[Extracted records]
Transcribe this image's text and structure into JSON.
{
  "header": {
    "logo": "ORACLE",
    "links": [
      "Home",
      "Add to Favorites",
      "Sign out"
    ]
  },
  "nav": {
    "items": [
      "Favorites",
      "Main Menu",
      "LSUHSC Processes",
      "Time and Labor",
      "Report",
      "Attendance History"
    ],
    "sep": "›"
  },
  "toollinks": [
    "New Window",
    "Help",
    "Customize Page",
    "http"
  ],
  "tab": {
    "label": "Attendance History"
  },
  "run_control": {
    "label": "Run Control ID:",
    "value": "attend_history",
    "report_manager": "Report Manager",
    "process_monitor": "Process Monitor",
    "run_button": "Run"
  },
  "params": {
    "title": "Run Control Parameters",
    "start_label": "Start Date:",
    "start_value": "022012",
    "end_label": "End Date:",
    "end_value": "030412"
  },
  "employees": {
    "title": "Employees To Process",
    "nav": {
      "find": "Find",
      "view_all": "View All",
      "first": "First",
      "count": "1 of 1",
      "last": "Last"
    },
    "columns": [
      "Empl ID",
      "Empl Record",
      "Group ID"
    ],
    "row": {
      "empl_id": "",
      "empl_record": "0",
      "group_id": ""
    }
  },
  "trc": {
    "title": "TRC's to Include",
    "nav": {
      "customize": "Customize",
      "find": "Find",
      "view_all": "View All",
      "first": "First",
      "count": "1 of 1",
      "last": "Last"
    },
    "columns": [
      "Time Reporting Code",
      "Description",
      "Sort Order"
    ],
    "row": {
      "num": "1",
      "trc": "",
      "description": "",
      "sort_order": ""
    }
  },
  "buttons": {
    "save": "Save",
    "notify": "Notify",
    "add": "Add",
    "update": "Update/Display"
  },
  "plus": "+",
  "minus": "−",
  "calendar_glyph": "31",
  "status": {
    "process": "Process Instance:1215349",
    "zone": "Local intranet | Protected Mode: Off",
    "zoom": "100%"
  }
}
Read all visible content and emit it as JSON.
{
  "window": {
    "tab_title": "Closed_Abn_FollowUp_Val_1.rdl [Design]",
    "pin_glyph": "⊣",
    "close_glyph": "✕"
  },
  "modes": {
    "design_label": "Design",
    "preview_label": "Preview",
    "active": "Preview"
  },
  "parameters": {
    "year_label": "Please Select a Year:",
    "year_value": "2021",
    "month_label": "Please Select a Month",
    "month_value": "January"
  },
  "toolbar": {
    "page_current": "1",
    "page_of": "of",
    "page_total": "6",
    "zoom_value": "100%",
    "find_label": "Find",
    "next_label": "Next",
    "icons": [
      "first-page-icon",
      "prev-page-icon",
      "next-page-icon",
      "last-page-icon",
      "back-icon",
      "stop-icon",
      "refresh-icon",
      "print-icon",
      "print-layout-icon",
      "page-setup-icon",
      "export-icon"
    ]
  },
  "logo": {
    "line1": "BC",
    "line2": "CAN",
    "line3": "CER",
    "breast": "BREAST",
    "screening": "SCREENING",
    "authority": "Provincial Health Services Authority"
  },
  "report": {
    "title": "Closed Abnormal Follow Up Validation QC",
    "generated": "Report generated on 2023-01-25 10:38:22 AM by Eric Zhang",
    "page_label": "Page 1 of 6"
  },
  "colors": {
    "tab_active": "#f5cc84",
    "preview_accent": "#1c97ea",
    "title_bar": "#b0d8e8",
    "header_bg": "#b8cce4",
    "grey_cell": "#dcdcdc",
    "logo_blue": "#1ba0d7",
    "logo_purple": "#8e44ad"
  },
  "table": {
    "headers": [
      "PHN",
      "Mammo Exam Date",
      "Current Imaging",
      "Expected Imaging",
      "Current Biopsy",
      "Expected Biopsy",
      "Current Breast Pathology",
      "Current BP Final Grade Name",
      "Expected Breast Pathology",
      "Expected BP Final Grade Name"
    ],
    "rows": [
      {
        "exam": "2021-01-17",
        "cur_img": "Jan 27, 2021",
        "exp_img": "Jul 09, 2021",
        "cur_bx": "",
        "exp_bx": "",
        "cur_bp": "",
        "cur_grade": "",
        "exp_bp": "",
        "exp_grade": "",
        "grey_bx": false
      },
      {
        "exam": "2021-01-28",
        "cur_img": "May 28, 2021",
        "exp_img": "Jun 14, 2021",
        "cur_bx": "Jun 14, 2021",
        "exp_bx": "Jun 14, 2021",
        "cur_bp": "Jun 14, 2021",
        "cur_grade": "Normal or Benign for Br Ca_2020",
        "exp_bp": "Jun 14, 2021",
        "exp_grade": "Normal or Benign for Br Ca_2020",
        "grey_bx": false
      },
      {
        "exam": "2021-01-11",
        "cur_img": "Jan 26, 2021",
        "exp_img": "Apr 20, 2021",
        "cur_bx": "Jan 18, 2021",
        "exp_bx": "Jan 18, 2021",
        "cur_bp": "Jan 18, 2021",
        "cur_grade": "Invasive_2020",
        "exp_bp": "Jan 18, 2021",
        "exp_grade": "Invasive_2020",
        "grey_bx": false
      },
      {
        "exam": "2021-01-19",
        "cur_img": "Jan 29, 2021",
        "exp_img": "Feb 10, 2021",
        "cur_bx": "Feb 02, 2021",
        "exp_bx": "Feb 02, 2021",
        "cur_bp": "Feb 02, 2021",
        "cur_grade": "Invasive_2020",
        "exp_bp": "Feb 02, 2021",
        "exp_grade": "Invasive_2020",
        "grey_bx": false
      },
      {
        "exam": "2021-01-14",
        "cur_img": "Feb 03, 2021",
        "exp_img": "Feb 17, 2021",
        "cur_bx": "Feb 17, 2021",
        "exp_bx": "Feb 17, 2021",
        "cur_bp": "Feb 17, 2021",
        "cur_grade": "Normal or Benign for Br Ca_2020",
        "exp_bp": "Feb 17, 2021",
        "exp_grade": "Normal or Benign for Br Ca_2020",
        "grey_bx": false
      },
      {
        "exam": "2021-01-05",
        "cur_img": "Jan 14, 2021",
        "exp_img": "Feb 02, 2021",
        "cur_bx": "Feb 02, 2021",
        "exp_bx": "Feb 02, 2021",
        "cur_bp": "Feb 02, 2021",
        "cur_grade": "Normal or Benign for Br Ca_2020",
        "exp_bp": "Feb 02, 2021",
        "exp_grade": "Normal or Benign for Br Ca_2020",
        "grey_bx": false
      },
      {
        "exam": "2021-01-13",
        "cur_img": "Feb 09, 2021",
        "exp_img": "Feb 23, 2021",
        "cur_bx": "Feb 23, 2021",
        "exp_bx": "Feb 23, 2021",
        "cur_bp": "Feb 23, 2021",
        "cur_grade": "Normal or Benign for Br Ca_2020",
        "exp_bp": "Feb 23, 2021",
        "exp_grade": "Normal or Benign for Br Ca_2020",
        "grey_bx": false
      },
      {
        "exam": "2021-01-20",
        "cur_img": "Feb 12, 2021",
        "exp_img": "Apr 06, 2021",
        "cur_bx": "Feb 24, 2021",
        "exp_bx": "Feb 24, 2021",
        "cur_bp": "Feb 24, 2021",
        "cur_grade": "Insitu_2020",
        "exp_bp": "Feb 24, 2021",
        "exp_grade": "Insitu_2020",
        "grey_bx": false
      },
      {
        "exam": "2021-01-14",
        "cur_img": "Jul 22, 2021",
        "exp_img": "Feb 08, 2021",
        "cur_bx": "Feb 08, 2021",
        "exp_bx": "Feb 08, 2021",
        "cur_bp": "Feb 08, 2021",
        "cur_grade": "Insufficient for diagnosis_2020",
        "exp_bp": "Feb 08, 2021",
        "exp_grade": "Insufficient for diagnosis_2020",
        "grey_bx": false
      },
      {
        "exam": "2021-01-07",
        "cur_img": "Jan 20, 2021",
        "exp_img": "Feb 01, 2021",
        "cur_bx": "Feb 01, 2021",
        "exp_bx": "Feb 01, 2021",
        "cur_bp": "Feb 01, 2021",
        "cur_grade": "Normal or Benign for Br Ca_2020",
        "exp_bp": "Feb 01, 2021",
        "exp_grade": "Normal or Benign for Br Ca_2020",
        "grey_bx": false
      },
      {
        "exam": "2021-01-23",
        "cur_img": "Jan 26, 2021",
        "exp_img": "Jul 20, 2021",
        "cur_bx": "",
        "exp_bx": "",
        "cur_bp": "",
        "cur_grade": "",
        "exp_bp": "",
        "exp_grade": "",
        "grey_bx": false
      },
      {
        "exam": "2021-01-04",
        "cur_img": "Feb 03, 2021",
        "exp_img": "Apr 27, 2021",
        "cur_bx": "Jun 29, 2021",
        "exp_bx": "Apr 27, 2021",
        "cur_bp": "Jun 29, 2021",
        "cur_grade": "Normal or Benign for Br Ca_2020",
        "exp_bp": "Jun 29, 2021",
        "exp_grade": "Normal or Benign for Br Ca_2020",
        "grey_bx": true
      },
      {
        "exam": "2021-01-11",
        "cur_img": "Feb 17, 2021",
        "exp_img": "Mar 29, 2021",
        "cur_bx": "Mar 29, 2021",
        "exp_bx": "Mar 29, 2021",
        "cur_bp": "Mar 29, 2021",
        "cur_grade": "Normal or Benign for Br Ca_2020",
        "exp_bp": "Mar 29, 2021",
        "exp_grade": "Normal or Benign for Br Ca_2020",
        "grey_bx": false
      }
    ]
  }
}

=== Task instructions ===
Make a copy of each line that contains the string "Expected".

=== Exercise answer ===
      "Expected Imaging",
      "Expected Biopsy",
      "Expected Breast Pathology",
      "Expected BP Final Grade Name"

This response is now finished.